EXERCISE MATERIAL:
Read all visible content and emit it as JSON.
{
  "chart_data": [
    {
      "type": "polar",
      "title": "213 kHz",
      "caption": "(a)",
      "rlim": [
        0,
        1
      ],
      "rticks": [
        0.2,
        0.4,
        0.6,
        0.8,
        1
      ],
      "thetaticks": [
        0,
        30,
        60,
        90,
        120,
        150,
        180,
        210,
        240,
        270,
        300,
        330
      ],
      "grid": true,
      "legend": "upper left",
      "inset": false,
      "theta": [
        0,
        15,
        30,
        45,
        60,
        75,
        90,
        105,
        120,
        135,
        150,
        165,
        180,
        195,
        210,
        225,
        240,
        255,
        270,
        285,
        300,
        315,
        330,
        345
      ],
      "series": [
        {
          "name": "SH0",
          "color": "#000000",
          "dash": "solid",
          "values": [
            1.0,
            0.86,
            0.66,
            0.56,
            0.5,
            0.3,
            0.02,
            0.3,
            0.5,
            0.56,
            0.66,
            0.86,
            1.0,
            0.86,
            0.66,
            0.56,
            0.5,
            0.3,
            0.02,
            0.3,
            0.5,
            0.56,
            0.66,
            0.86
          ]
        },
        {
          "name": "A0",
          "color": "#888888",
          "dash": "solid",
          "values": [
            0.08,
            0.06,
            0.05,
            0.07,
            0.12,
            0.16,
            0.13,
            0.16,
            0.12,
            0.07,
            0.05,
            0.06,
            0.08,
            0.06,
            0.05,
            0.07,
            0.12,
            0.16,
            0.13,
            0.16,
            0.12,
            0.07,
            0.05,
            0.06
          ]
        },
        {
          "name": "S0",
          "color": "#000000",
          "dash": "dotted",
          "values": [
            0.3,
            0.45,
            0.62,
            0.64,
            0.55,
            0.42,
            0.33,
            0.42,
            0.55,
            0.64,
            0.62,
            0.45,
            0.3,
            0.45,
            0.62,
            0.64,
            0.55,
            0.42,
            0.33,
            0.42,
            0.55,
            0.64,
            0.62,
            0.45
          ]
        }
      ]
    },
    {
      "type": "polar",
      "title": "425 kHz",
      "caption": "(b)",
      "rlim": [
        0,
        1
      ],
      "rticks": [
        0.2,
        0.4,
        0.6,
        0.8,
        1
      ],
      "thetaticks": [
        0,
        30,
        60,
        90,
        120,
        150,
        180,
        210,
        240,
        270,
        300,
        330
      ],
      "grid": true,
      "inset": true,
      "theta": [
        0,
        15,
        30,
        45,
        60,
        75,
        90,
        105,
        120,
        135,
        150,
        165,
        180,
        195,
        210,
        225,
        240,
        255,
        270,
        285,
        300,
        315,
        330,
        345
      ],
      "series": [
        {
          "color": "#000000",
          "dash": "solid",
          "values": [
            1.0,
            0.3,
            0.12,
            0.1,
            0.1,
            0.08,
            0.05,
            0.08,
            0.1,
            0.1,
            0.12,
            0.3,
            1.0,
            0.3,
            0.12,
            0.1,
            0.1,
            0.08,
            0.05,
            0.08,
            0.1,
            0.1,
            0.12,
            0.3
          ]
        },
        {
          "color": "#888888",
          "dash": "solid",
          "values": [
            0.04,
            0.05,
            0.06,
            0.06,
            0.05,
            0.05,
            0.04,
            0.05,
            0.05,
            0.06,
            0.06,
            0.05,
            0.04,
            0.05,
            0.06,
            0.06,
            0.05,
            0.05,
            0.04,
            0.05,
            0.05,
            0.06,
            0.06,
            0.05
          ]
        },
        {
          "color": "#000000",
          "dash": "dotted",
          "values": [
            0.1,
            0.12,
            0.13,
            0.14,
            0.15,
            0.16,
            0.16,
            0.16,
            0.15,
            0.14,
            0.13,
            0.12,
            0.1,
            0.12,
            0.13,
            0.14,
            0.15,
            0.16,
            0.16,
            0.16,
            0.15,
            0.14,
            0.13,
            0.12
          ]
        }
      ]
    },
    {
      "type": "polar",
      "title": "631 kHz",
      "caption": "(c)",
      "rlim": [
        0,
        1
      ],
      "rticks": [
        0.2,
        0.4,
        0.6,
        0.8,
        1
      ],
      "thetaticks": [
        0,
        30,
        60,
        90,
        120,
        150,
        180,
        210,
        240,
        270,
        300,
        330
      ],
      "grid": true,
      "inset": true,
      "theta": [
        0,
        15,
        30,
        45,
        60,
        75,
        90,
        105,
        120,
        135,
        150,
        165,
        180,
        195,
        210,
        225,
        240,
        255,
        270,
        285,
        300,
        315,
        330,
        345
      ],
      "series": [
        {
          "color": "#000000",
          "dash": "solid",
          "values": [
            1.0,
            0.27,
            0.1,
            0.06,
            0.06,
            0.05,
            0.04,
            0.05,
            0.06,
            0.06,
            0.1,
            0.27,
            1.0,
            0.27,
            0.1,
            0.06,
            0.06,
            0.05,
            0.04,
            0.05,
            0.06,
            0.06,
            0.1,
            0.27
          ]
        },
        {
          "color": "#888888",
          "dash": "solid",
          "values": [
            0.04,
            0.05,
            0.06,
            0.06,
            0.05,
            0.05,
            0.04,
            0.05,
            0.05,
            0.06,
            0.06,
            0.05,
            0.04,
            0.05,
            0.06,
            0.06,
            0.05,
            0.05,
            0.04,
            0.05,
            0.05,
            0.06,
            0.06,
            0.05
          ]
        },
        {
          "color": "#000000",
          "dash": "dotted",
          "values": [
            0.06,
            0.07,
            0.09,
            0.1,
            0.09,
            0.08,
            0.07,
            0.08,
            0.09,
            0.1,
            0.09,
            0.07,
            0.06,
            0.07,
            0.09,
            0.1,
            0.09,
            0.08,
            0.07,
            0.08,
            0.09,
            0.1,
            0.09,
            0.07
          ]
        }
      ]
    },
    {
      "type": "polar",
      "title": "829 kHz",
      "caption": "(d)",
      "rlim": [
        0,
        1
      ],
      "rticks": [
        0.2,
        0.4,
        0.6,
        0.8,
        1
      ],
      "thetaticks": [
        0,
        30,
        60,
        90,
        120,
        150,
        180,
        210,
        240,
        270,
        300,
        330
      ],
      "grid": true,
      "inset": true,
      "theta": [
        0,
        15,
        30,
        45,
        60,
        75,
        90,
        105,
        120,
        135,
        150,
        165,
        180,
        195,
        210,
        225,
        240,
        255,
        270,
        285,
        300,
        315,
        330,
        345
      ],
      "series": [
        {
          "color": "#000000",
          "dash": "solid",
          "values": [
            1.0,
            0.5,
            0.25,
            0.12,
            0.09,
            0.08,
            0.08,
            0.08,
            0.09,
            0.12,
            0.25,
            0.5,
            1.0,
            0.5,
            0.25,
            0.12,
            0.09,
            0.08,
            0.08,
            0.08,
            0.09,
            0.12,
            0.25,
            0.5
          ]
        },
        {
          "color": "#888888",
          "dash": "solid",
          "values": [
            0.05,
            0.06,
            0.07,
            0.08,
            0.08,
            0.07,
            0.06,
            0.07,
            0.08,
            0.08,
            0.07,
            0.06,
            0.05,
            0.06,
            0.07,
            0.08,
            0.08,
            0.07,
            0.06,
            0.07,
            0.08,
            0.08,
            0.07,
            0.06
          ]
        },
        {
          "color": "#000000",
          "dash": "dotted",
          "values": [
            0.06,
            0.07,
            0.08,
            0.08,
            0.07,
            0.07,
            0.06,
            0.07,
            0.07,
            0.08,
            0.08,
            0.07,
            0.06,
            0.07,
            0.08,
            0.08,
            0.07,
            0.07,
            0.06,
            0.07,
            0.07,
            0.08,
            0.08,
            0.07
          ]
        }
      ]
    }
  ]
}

TASK BRIEF:
Reproduce the records above exactly as they appear.

TASK OUTPUT:
Read all visible content and emit it as JSON.
{
  "chart_data": [
    {
      "type": "polar",
      "title": "213 kHz",
      "caption": "(a)",
      "rlim": [
        0,
        1
      ],
      "rticks": [
        0.2,
        0.4,
        0.6,
        0.8,
        1
      ],
      "thetaticks": [
        0,
        30,
        60,
        90,
        120,
        150,
        180,
        210,
        240,
        270,
        300,
        330
      ],
      "grid": true,
      "legend": "upper left",
      "inset": false,
      "theta": [
        0,
        15,
        30,
        45,
        60,
        75,
        90,
        105,
        120,
        135,
        150,
        165,
        180,
        195,
        210,
        225,
        240,
        255,
        270,
        285,
        300,
        315,
        330,
        345
      ],
      "series": [
        {
          "name": "SH0",
          "color": "#000000",
          "dash": "solid",
          "values": [
            1.0,
            0.86,
            0.66,
            0.56,
            0.5,
            0.3,
            0.02,
            0.3,
            0.5,
            0.56,
            0.66,
            0.86,
            1.0,
            0.86,
            0.66,
            0.56,
            0.5,
            0.3,
            0.02,
            0.3,
            0.5,
            0.56,
            0.66,
            0.86
          ]
        },
        {
          "name": "A0",
          "color": "#888888",
          "dash": "solid",
          "values": [
            0.08,
            0.06,
            0.05,
            0.07,
            0.12,
            0.16,
            0.13,
            0.16,
            0.12,
            0.07,
            0.05,
            0.06,
            0.08,
            0.06,
            0.05,
            0.07,
            0.12,
            0.16,
            0.13,
            0.16,
            0.12,
            0.07,
            0.05,
            0.06
          ]
        },
        {
          "name": "S0",
          "color": "#000000",
          "dash": "dotted",
          "values": [
            0.3,
            0.45,
            0.62,
            0.64,
            0.55,
            0.42,
            0.33,
            0.42,
            0.55,
            0.64,
            0.62,
            0.45,
            0.3,
            0.45,
            0.62,
            0.64,
            0.55,
            0.42,
            0.33,
            0.42,
            0.55,
            0.64,
            0.62,
            0.45
          ]
        }
      ]
    },
    {
      "type": "polar",
      "title": "425 kHz",
      "caption": "(b)",
      "rlim": [
        0,
        1
      ],
      "rticks": [
        0.2,
        0.4,
        0.6,
        0.8,
        1
      ],
      "thetaticks": [
        0,
        30,
        60,
        90,
        120,
        150,
        180,
        210,
        240,
        270,
        300,
        330
      ],
      "grid": true,
      "inset": true,
      "theta": [
        0,
        15,
        30,
        45,
        60,
        75,
        90,
        105,
        120,
        135,
        150,
        165,
        180,
        195,
        210,
        225,
        240,
        255,
        270,
        285,
        300,
        315,
        330,
        345
      ],
      "series": [
        {
          "color": "#000000",
          "dash": "solid",
          "values": [
            1.0,
            0.3,
            0.12,
            0.1,
            0.1,
            0.08,
            0.05,
            0.08,
            0.1,
            0.1,
            0.12,
            0.3,
            1.0,
            0.3,
            0.12,
            0.1,
            0.1,
            0.08,
            0.05,
            0.08,
            0.1,
            0.1,
            0.12,
            0.3
          ]
        },
        {
          "color": "#888888",
          "dash": "solid",
          "values": [
            0.04,
            0.05,
            0.06,
            0.06,
            0.05,
            0.05,
            0.04,
            0.05,
            0.05,
            0.06,
            0.06,
            0.05,
            0.04,
            0.05,
            0.06,
            0.06,
            0.05,
            0.05,
            0.04,
            0.05,
            0.05,
            0.06,
            0.06,
            0.05
          ]
        },
        {
          "color": "#000000",
          "dash": "dotted",
          "values": [
            0.1,
            0.12,
            0.13,
            0.14,
            0.15,
            0.16,
            0.16,
            0.16,
            0.15,
            0.14,
            0.13,
            0.12,
            0.1,
            0.12,
            0.13,
            0.14,
            0.15,
            0.16,
            0.16,
            0.16,
            0.15,
            0.14,
            0.13,
            0.12
          ]
        }
      ]
    },
    {
      "type": "polar",
      "title": "631 kHz",
      "caption": "(c)",
      "rlim": [
        0,
        1
      ],
      "rticks": [
        0.2,
        0.4,
        0.6,
        0.8,
        1
      ],
      "thetaticks": [
        0,
        30,
        60,
        90,
        120,
        150,
        180,
        210,
        240,
        270,
        300,
        330
      ],
      "grid": true,
      "inset": true,
      "theta": [
        0,
        15,
        30,
        45,
        60,
        75,
        90,
        105,
        120,
        135,
        150,
        165,
        180,
        195,
        210,
        225,
        240,
        255,
        270,
        285,
        300,
        315,
        330,
        345
      ],
      "series": [
        {
          "color": "#000000",
          "dash": "solid",
          "values": [
            1.0,
            0.27,
            0.1,
            0.06,
            0.06,
            0.05,
            0.04,
            0.05,
            0.06,
            0.06,
            0.1,
            0.27,
            1.0,
            0.27,
            0.1,
            0.06,
            0.06,
            0.05,
            0.04,
            0.05,
            0.06,
            0.06,
            0.1,
            0.27
          ]
        },
        {
          "color": "#888888",
          "dash": "solid",
          "values": [
            0.04,
            0.05,
            0.06,
            0.06,
            0.05,
            0.05,
            0.04,
            0.05,
            0.05,
            0.06,
            0.06,
            0.05,
            0.04,
            0.05,
            0.06,
            0.06,
            0.05,
            0.05,
            0.04,
            0.05,
            0.05,
            0.06,
            0.06,
            0.05
          ]
        },
        {
          "color": "#000000",
          "dash": "dotted",
          "values": [
            0.06,
            0.07,
            0.09,
            0.1,
            0.09,
            0.08,
            0.07,
            0.08,
            0.09,
            0.1,
            0.09,
            0.07,
            0.06,
            0.07,
            0.09,
            0.1,
            0.09,
            0.08,
            0.07,
            0.08,
            0.09,
            0.1,
            0.09,
            0.07
          ]
        }
      ]
    },
    {
      "type": "polar",
      "title": "829 kHz",
      "caption": "(d)",
      "rlim": [
        0,
        1
      ],
      "rticks": [
        0.2,
        0.4,
        0.6,
        0.8,
        1
      ],
      "thetaticks": [
        0,
        30,
        60,
        90,
        120,
        150,
        180,
        210,
        240,
        270,
        300,
        330
      ],
      "grid": true,
      "inset": true,
      "theta": [
        0,
        15,
        30,
        45,
        60,
        75,
        90,
        105,
        120,
        135,
        150,
        165,
        180,
        195,
        210,
        225,
        240,
        255,
        270,
        285,
        300,
        315,
        330,
        345
      ],
      "series": [
        {
          "color": "#000000",
          "dash": "solid",
          "values": [
            1.0,
            0.5,
            0.25,
            0.12,
            0.09,
            0.08,
            0.08,
            0.08,
            0.09,
            0.12,
            0.25,
            0.5,
            1.0,
            0.5,
            0.25,
            0.12,
            0.09,
            0.08,
            0.08,
            0.08,
            0.09,
            0.12,
            0.25,
            0.5
          ]
        },
        {
          "color": "#888888",
          "dash": "solid",
          "values": [
            0.05,
            0.06,
            0.07,
            0.08,
            0.08,
            0.07,
            0.06,
            0.07,
            0.08,
            0.08,
            0.07,
            0.06,
            0.05,
            0.06,
            0.07,
            0.08,
            0.08,
            0.07,
            0.06,
            0.07,
            0.08,
            0.08,
            0.07,
            0.06
          ]
        },
        {
          "color": "#000000",
          "dash": "dotted",
          "values": [
            0.06,
            0.07,
            0.08,
            0.08,
            0.07,
            0.07,
            0.06,
            0.07,
            0.07,
            0.08,
            0.08,
            0.07,
            0.06,
            0.07,
            0.08,
            0.08,
            0.07,
            0.07,
            0.06,
            0.07,
            0.07,
            0.08,
            0.08,
            0.07
          ]
        }
      ]
    }
  ]
}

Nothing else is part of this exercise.